___ ENTRIES SUPPLIED

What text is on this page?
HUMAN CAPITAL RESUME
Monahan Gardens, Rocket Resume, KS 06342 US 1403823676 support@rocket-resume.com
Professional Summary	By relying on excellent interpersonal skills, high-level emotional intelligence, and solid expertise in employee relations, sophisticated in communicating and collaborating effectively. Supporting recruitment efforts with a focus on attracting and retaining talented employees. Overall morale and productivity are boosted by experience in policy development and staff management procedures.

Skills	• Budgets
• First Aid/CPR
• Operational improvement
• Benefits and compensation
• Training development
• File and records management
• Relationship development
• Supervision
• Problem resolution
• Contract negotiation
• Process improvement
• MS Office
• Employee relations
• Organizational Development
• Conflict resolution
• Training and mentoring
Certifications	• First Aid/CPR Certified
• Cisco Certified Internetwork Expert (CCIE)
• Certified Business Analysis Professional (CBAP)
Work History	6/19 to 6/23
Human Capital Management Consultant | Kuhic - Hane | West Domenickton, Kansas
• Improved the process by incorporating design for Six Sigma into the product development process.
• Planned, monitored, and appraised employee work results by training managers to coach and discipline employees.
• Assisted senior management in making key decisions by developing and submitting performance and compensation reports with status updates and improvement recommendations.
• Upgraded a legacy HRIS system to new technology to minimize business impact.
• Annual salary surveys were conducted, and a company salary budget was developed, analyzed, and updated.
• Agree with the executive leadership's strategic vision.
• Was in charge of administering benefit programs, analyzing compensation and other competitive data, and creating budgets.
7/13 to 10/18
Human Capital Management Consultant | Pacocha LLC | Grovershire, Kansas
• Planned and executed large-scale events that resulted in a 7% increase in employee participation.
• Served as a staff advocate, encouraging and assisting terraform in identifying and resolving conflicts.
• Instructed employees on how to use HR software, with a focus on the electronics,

______

▶ CHALLENGE: Identify each line in the entries with the word "focus" and copy it.

▶ RESPONSE FOR THIS EXERCISE:
Professional Summary	By relying on excellent interpersonal skills, high-level emotional intelligence, and solid expertise in employee relations, sophisticated in communicating and collaborating effectively. Supporting recruitment efforts with a focus on attracting and retaining talented employees. Overall morale and productivity are boosted by experience in policy development and staff management procedures.
• Instructed employees on how to use HR software, with a focus on the electronics,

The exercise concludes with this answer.